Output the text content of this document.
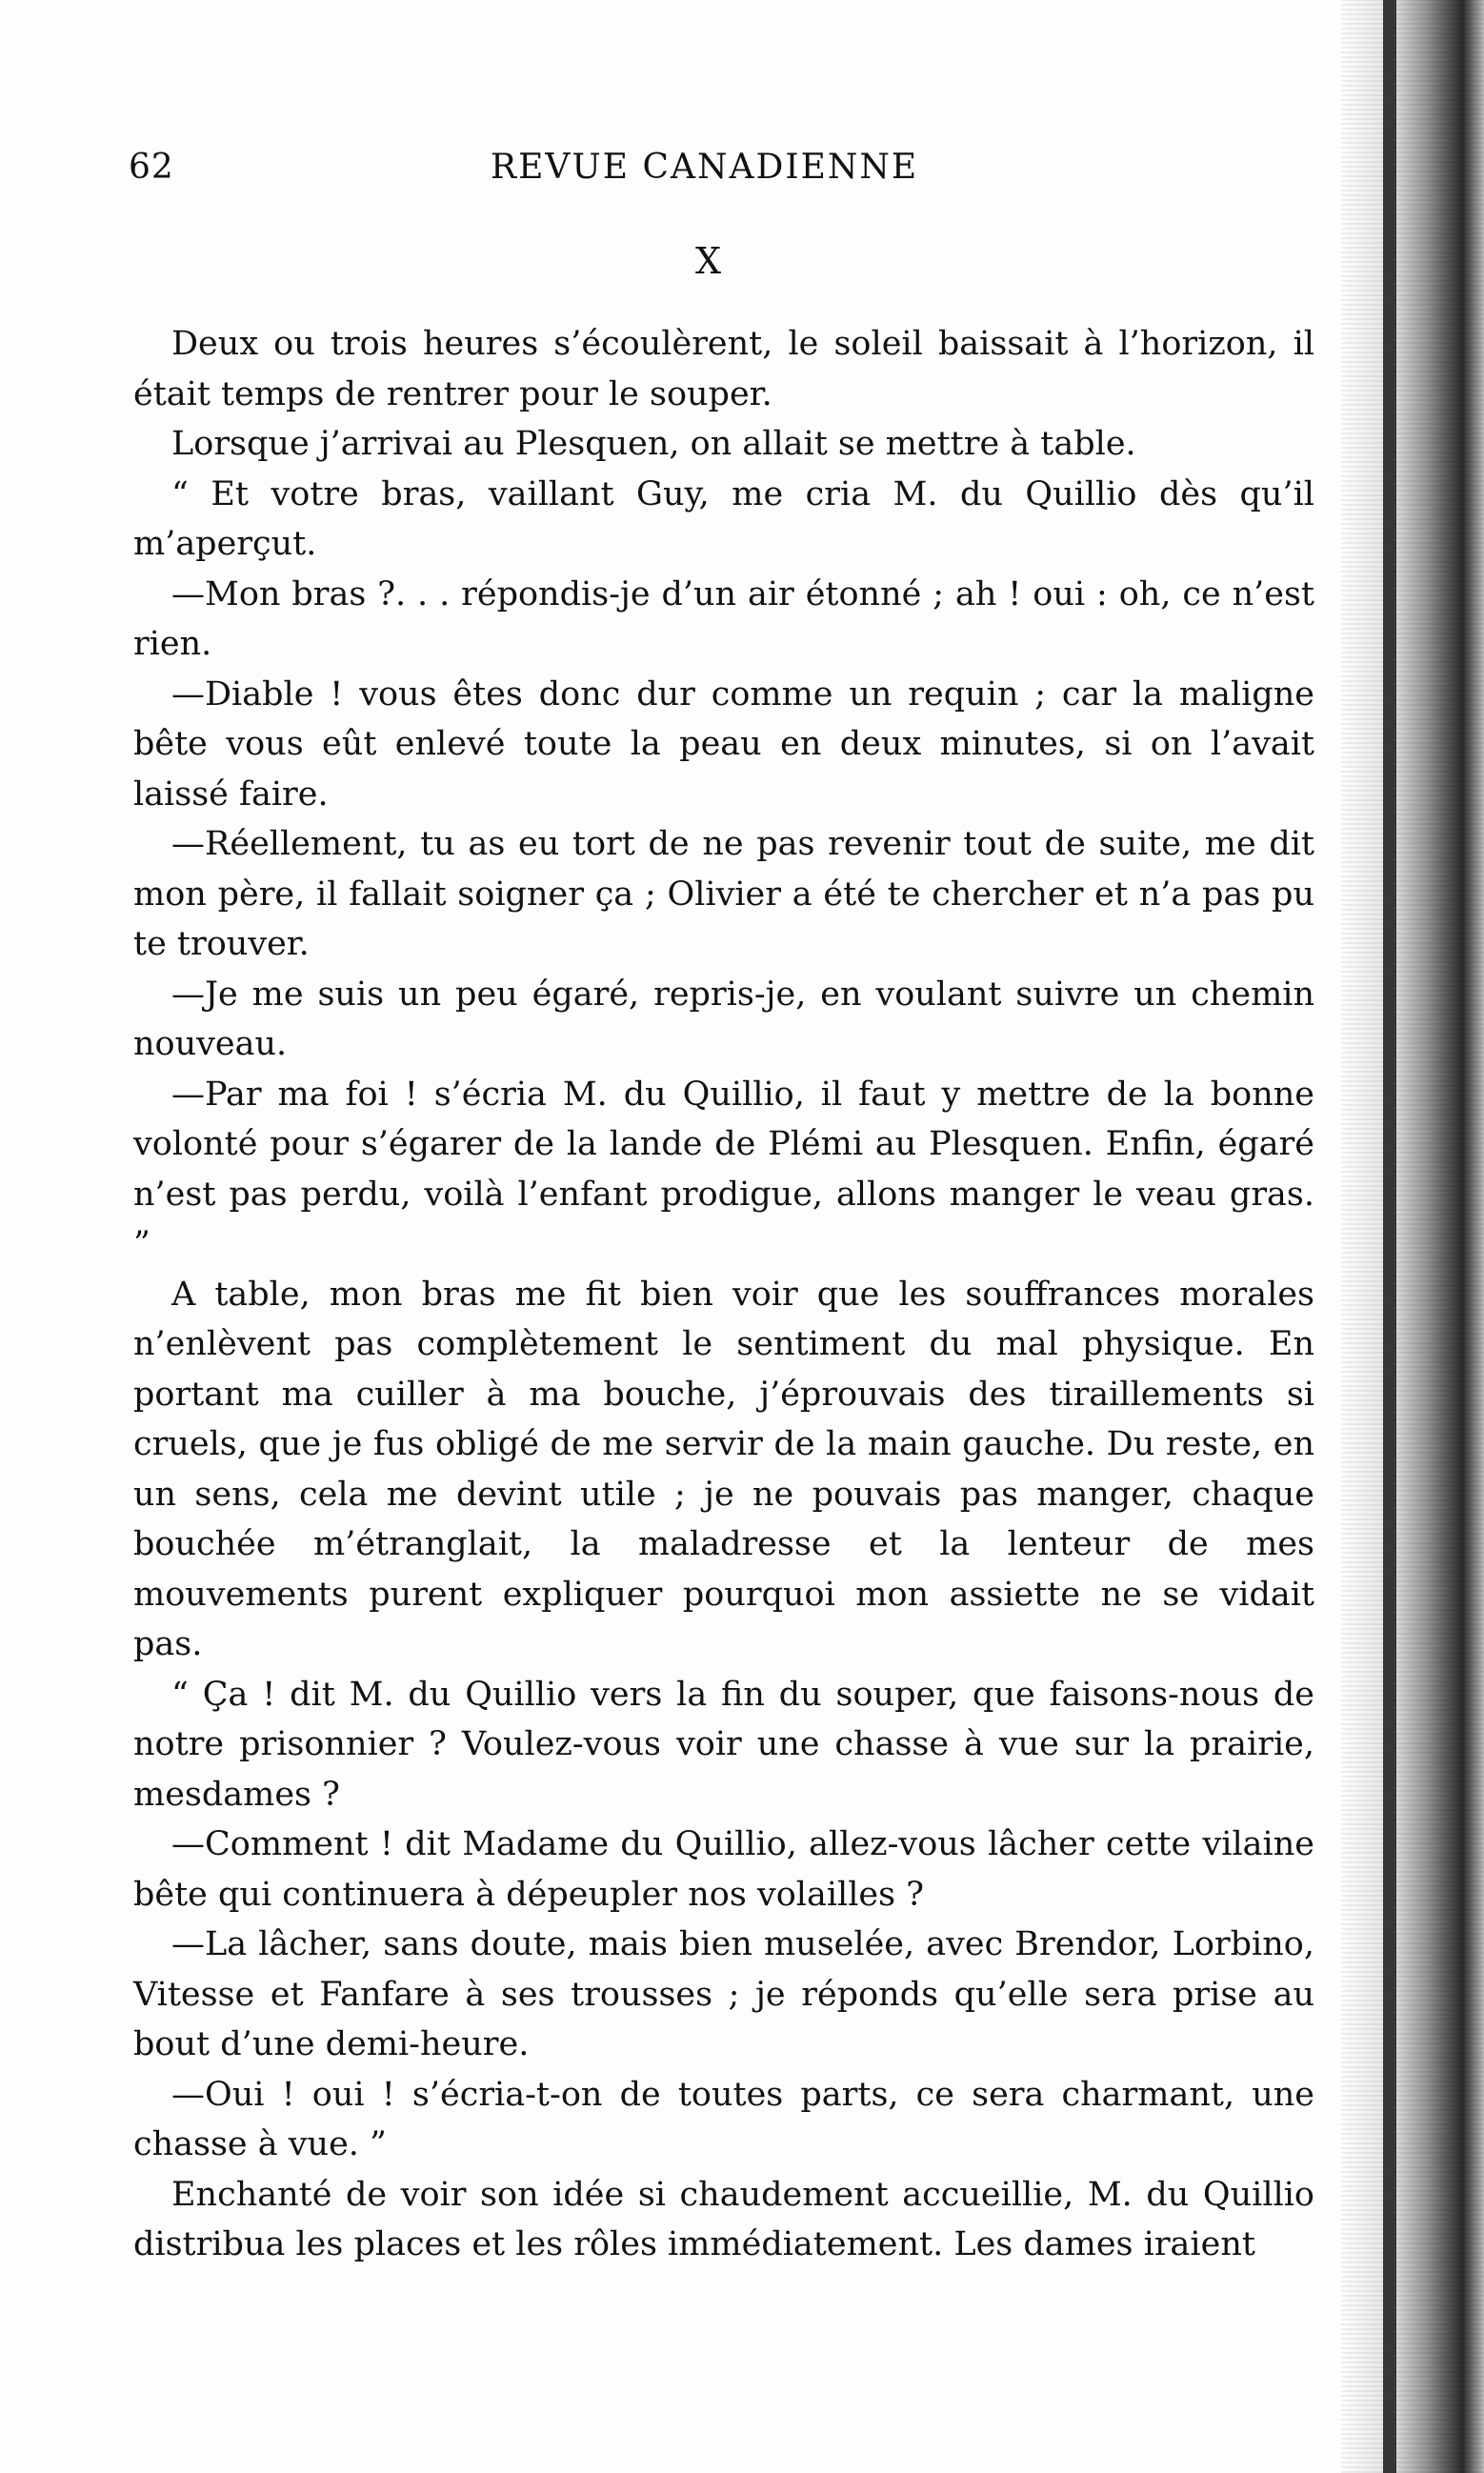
62	REVUE CANADIENNE
X

Deux ou trois heures s’écoulèrent, le soleil baissait à l’horizon, il était temps de rentrer pour le souper.

Lorsque j’arrivai au Plesquen, on allait se mettre à table.

“ Et votre bras, vaillant Guy, me cria M. du Quillio dès qu’il m’aperçut.

—Mon bras ?. . . répondis-je d’un air étonné ; ah ! oui : oh, ce n’est rien.

—Diable ! vous êtes donc dur comme un requin ; car la maligne bête vous eût enlevé toute la peau en deux minutes, si on l’avait laissé faire.

—Réellement, tu as eu tort de ne pas revenir tout de suite, me dit mon père, il fallait soigner ça ; Olivier a été te chercher et n’a pas pu te trouver.

—Je me suis un peu égaré, repris-je, en voulant suivre un chemin nouveau.

—Par ma foi ! s’écria M. du Quillio, il faut y mettre de la bonne volonté pour s’égarer de la lande de Plémi au Plesquen. Enfin, égaré n’est pas perdu, voilà l’enfant prodigue, allons manger le veau gras. ”

A table, mon bras me fit bien voir que les souffrances morales n’enlèvent pas complètement le sentiment du mal physique. En portant ma cuiller à ma bouche, j’éprouvais des tiraillements si cruels, que je fus obligé de me servir de la main gauche. Du reste, en un sens, cela me devint utile ; je ne pouvais pas manger, chaque bouchée m’étranglait, la maladresse et la lenteur de mes mouvements purent expliquer pourquoi mon assiette ne se vidait pas.

“ Ça ! dit M. du Quillio vers la fin du souper, que faisons-nous de notre prisonnier ? Voulez-vous voir une chasse à vue sur la prairie, mesdames ?

—Comment ! dit Madame du Quillio, allez-vous lâcher cette vilaine bête qui continuera à dépeupler nos volailles ?

—La lâcher, sans doute, mais bien muselée, avec Brendor, Lorbino, Vitesse et Fanfare à ses trousses ; je réponds qu’elle sera prise au bout d’une demi-heure.

—Oui ! oui ! s’écria-t-on de toutes parts, ce sera charmant, une chasse à vue. ”

Enchanté de voir son idée si chaudement accueillie, M. du Quillio distribua les places et les rôles immédiatement. Les dames iraient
.....
TASK BRIEF:
Find all lines holding the string "Quillio" and copy them.

RESULT FOR THIS TASK:
“ Et votre bras, vaillant Guy, me cria M. du Quillio dès qu’il m’aperçut.
—Par ma foi ! s’écria M. du Quillio, il faut y mettre de la bonne volonté pour s’égarer de la lande de Plémi au Plesquen. Enfin, égaré n’est pas perdu, voilà l’enfant prodigue, allons manger le veau gras. ”
“ Ça ! dit M. du Quillio vers la fin du souper, que faisons-nous de notre prisonnier ? Voulez-vous voir une chasse à vue sur la prairie, mesdames ?
—Comment ! dit Madame du Quillio, allez-vous lâcher cette vilaine bête qui continuera à dépeupler nos volailles ?
Enchanté de voir son idée si chaudement accueillie, M. du Quillio distribua les places et les rôles immédiatement. Les dames iraient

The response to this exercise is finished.